((

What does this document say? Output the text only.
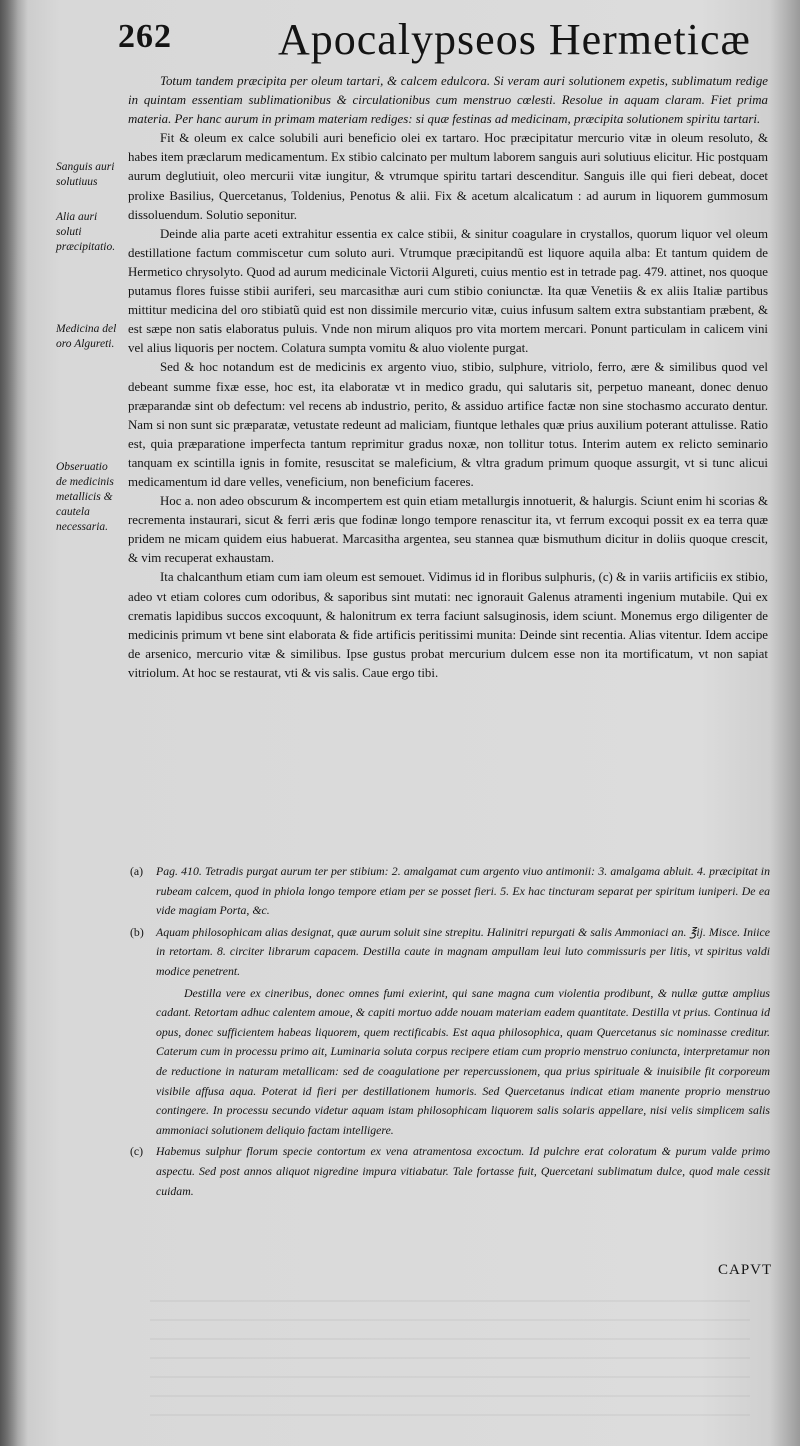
262 Apocalypseos Hermeticæ
Sanguis auri solutiuus
Alia auri soluti præcipitatio.
Medicina del oro Algureti.
Obseruatio de medicinis metallicis & cautela necessaria.

Totum tandem præcipita per oleum tartari, & calcem edulcora. Si veram auri solutionem expetis, sublimatum redige in quintam essentiam sublimationibus & circulationibus cum menstruo cœlesti. Resolue in aquam claram. Fiet prima materia. Per hanc aurum in primam materiam rediges: si quæ festinas ad medicinam, præcipita solutionem spiritu tartari.

Fit & oleum ex calce solubili auri beneficio olei ex tartaro. Hoc præcipitatur mercurio vitæ in oleum resoluto, & habes item præclarum medicamentum. Ex stibio calcinato per multum laborem sanguis auri solutiuus elicitur. Hic postquam aurum deglutiuit, oleo mercurii vitæ iungitur, & vtrumque spiritu tartari descenditur. Sanguis ille qui fieri debeat, docet prolixe Basilius, Quercetanus, Toldenius, Penotus & alii. Fix & acetum alcalicatum : ad aurum in liquorem gummosum dissoluendum. Solutio seponitur.

Deinde alia parte aceti extrahitur essentia ex calce stibii, & sinitur coagulare in crystallos, quorum liquor vel oleum destillatione factum commiscetur cum soluto auri. Vtrumque præcipitandũ est liquore aquila alba: Et tantum quidem de Hermetico chrysolyto. Quod ad aurum medicinale Victorii Algureti, cuius mentio est in tetrade pag. 479. attinet, nos quoque putamus flores fuisse stibii auriferi, seu marcasithæ auri cum stibio coniunctæ. Ita quæ Venetiis & ex aliis Italiæ partibus mittitur medicina del oro stibiatũ quid est non dissimile mercurio vitæ, cuius infusum saltem extra substantiam præbent, & est sæpe non satis elaboratus puluis. Vnde non mirum aliquos pro vita mortem mercari. Ponunt particulam in calicem vini vel alius liquoris per noctem. Colatura sumpta vomitu & aluo violente purgat.

Sed & hoc notandum est de medicinis ex argento viuo, stibio, sulphure, vitriolo, ferro, ære & similibus quod vel debeant summe fixæ esse, hoc est, ita elaboratæ vt in medico gradu, qui salutaris sit, perpetuo maneant, donec denuo præparandæ sint ob defectum: vel recens ab industrio, perito, & assiduo artifice factæ non sine stochasmo accurato dentur. Nam si non sunt sic præparatæ, vetustate redeunt ad maliciam, fiuntque lethales quæ prius auxilium poterant attulisse. Ratio est, quia præparatione imperfecta tantum reprimitur gradus noxæ, non tollitur totus. Interim autem ex relicto seminario tanquam ex scintilla ignis in fomite, resuscitat se maleficium, & vltra gradum primum quoque assurgit, vt si tunc alicui medicamentum id dare velles, veneficium, non beneficium faceres.

Hoc a. non adeo obscurum & incompertem est quin etiam metallurgis innotuerit, & halurgis. Sciunt enim hi scorias & recrementa instaurari, sicut & ferri æris que fodinæ longo tempore renascitur ita, vt ferrum excoqui possit ex ea terra quæ pridem ne micam quidem eius habuerat. Marcasitha argentea, seu stannea quæ bismuthum dicitur in doliis quoque crescit, & vim recuperat exhaustam.

Ita chalcanthum etiam cum iam oleum est semouet. Vidimus id in floribus sulphuris, (c) & in variis artificiis ex stibio, adeo vt etiam colores cum odoribus, & saporibus sint mutati: nec ignorauit Galenus atramenti ingenium mutabile. Qui ex crematis lapidibus succos excoquunt, & halonitrum ex terra faciunt salsuginosis, idem sciunt. Monemus ergo diligenter de medicinis primum vt bene sint elaborata & fide artificis peritissimi munita: Deinde sint recentia. Alias vitentur. Idem accipe de arsenico, mercurio vitæ & similibus. Ipse gustus probat mercurium dulcem esse non ita mortificatum, vt non sapiat vitriolum. At hoc se restaurat, vti & vis salis. Caue ergo tibi.

(a) Pag. 410. Tetradis purgat aurum ter per stibium: 2. amalgamat cum argento viuo antimonii: 3. amalgama abluit. 4. præcipitat in rubeam calcem, quod in phiola longo tempore etiam per se posset fieri. 5. Ex hac tincturam separat per spiritum iuniperi. De ea vide magiam Porta, &c.

(b) Aquam philosophicam alias designat, quæ aurum soluit sine strepitu. Halinitri repurgati & salis Ammoniaci an. ℥ij. Misce. Iniice in retortam. 8. circiter librarum capacem. Destilla caute in magnam ampullam leui luto commissuris per litis, vt spiritus valdi modice penetrent.

Destilla vere ex cineribus, donec omnes fumi exierint, qui sane magna cum violentia prodibunt, & nullæ guttæ amplius cadant. Retortam adhuc calentem amoue, & capiti mortuo adde nouam materiam eadem quantitate. Destilla vt prius. Continua id opus, donec sufficientem habeas liquorem, quem rectificabis. Est aqua philosophica, quam Quercetanus sic nominasse creditur. Caterum cum in processu primo ait, Luminaria soluta corpus recipere etiam cum proprio menstruo coniuncta, interpretamur non de reductione in naturam metallicam: sed de coagulatione per repercussionem, qua prius spirituale & inuisibile fit corporeum visibile affusa aqua. Poterat id fieri per destillationem humoris. Sed Quercetanus indicat etiam manente proprio menstruo contingere. In processu secundo videtur aquam istam philosophicam liquorem salis solaris appellare, nisi velis simplicem salis ammoniaci solutionem deliquio factam intelligere.

(c) Habemus sulphur florum specie contortum ex vena atramentosa excoctum. Id pulchre erat coloratum & purum valde primo aspectu. Sed post annos aliquot nigredine impura vitiabatur. Tale fortasse fuit, Quercetani sublimatum dulce, quod male cessit cuidam.

CAPVT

))

Search the entries for the word "tempore" and pick out every line that holds it.

* Written reply *
Hoc a. non adeo obscurum & incompertem est quin etiam metallurgis innotuerit, & halurgis. Sciunt enim hi scorias & recrementa instaurari, sicut & ferri æris que fodinæ longo tempore renascitur ita, vt ferrum excoqui possit ex ea terra quæ pridem ne micam quidem eius habuerat. Marcasitha argentea, seu stannea quæ bismuthum dicitur in doliis quoque crescit, & vim recuperat exhaustam.
(a) Pag. 410. Tetradis purgat aurum ter per stibium: 2. amalgamat cum argento viuo antimonii: 3. amalgama abluit. 4. præcipitat in rubeam calcem, quod in phiola longo tempore etiam per se posset fieri. 5. Ex hac tincturam separat per spiritum iuniperi. De ea vide magiam Porta, &c.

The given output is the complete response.